-- Start --
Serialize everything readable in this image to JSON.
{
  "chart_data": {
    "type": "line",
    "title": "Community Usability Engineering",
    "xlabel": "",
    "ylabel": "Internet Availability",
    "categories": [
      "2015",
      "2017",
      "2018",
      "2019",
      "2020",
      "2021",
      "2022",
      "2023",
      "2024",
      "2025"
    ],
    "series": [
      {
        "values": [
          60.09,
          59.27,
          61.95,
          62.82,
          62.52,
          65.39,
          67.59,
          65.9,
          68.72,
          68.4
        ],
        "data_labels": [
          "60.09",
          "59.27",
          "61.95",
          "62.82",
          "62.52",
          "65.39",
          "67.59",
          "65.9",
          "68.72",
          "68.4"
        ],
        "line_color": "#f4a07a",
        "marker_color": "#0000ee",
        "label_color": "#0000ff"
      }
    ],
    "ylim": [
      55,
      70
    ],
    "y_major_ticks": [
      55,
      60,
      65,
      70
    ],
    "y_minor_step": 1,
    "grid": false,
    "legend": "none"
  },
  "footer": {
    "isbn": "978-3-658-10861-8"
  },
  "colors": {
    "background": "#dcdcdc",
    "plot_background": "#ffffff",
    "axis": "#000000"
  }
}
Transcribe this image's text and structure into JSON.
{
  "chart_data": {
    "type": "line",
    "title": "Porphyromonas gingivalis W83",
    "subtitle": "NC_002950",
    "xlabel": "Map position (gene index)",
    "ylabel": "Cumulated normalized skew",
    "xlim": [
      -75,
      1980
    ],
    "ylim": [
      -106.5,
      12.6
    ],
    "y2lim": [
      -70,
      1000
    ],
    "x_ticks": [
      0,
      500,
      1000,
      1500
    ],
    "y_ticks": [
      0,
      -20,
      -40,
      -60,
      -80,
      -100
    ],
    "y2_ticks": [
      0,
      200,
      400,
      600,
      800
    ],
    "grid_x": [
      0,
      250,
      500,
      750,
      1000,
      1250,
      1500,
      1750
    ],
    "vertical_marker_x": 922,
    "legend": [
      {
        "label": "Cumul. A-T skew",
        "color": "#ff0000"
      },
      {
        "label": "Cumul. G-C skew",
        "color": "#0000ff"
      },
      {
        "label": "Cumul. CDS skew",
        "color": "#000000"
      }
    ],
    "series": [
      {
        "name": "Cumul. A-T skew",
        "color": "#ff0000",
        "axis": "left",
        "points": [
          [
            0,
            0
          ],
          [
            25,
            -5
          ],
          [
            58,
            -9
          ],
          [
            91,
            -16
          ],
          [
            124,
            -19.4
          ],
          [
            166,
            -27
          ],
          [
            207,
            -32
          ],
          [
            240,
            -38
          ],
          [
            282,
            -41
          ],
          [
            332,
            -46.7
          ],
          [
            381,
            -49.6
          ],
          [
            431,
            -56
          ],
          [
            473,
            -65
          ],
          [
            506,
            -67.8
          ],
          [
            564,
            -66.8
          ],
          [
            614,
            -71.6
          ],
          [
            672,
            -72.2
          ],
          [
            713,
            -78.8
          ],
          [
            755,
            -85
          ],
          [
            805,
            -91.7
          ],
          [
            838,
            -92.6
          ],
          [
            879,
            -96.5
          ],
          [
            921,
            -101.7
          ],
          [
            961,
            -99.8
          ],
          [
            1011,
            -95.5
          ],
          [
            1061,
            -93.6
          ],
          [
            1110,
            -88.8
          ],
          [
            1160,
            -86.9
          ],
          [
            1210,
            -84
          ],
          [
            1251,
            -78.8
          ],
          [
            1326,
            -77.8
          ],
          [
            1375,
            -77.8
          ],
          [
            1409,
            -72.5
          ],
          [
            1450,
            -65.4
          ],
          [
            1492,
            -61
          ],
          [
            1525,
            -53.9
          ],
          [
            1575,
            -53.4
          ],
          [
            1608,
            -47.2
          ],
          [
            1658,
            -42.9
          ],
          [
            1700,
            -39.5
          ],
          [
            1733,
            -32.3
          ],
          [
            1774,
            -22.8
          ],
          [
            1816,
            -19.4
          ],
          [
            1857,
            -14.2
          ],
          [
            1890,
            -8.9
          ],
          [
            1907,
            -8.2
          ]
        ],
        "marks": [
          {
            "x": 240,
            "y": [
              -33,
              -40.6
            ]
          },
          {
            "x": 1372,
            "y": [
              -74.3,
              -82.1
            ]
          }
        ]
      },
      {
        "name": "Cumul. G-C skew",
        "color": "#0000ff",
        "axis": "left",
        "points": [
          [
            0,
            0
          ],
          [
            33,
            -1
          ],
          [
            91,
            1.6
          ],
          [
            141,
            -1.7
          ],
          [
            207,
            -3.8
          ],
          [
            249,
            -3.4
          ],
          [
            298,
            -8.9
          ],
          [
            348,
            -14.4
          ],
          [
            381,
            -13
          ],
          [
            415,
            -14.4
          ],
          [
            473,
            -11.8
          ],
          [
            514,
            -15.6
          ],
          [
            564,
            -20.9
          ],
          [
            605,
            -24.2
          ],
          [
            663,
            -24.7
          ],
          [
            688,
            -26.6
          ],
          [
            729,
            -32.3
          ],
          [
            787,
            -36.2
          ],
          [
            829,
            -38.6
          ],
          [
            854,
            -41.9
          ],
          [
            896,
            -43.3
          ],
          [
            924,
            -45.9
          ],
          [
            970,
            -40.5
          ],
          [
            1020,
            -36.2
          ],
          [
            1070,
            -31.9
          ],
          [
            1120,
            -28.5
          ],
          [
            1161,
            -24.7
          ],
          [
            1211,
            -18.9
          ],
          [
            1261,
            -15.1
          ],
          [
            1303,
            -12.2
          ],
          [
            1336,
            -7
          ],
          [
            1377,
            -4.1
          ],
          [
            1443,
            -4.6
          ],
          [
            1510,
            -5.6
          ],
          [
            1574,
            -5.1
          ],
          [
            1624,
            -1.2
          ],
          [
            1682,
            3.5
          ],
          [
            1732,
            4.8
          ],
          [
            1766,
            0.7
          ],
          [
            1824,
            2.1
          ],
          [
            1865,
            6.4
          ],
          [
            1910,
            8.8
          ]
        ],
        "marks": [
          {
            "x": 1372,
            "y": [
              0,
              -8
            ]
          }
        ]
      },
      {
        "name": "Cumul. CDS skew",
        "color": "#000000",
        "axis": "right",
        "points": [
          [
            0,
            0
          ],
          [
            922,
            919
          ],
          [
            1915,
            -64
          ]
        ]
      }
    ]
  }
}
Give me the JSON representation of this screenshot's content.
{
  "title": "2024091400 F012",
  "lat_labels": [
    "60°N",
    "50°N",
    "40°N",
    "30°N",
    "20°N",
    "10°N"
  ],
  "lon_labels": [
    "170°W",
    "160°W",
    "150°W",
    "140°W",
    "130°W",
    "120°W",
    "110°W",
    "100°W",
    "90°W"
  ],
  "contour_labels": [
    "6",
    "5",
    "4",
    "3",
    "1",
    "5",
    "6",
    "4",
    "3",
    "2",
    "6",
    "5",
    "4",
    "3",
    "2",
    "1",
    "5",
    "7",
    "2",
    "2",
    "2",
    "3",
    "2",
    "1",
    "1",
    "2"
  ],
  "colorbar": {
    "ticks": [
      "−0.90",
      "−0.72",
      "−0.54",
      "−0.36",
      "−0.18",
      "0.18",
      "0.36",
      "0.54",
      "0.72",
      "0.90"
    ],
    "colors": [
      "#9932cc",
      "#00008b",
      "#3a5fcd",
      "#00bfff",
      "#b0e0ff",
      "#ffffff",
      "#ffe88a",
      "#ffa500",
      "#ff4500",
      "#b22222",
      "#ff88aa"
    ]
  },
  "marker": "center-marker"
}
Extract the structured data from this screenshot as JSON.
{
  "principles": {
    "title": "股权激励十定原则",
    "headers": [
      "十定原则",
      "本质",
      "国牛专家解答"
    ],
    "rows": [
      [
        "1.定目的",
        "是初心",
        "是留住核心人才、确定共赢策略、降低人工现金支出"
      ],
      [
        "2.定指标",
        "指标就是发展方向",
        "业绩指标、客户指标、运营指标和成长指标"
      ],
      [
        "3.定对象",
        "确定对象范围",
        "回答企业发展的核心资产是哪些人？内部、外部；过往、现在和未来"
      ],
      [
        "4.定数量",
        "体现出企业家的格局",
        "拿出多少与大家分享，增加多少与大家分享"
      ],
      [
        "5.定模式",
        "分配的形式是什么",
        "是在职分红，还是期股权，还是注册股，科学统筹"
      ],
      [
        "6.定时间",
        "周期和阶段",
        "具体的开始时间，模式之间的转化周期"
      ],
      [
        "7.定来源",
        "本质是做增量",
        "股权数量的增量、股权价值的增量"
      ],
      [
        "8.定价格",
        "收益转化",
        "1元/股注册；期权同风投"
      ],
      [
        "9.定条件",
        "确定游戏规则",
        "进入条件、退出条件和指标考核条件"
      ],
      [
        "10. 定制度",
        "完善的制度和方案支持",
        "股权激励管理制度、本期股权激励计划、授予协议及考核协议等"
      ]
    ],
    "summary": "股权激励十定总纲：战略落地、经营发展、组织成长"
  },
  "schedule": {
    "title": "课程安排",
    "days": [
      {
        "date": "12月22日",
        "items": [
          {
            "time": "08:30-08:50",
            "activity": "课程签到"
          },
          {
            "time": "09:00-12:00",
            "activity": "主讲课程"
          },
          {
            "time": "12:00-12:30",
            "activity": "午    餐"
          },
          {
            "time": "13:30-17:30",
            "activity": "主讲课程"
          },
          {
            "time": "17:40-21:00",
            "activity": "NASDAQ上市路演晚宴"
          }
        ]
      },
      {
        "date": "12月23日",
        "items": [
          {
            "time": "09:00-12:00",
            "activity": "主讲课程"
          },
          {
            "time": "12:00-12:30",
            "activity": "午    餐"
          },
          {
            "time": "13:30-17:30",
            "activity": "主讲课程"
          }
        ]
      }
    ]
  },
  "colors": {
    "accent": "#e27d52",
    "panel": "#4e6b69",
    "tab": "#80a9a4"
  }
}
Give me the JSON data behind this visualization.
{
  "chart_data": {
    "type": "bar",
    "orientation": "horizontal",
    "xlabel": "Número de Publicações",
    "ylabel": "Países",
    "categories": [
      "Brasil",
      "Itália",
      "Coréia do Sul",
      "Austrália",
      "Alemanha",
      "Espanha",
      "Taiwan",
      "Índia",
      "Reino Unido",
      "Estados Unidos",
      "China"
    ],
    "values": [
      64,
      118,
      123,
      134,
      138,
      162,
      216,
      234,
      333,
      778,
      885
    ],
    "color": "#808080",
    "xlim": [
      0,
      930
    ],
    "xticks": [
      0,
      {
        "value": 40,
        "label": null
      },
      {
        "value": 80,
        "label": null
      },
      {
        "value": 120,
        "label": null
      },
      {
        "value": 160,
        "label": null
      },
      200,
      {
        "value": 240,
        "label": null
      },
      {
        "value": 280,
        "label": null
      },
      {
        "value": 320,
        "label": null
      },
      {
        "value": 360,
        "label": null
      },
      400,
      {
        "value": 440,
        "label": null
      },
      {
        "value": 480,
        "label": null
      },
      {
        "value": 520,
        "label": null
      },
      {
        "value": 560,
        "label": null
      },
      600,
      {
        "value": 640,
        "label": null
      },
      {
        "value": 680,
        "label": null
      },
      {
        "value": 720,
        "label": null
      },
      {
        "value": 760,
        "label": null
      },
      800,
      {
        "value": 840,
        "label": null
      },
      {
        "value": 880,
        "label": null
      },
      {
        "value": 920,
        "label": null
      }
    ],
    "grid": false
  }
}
-- End --
* [TASK PROMPT]:
Return each line that includes "JSON".

* [CORRECT RESPONSE]:
Serialize everything readable in this image to JSON.
Transcribe this image's text and structure into JSON.
Give me the JSON representation of this screenshot's content.
Extract the structured data from this screenshot as JSON.
Give me the JSON data behind this visualization.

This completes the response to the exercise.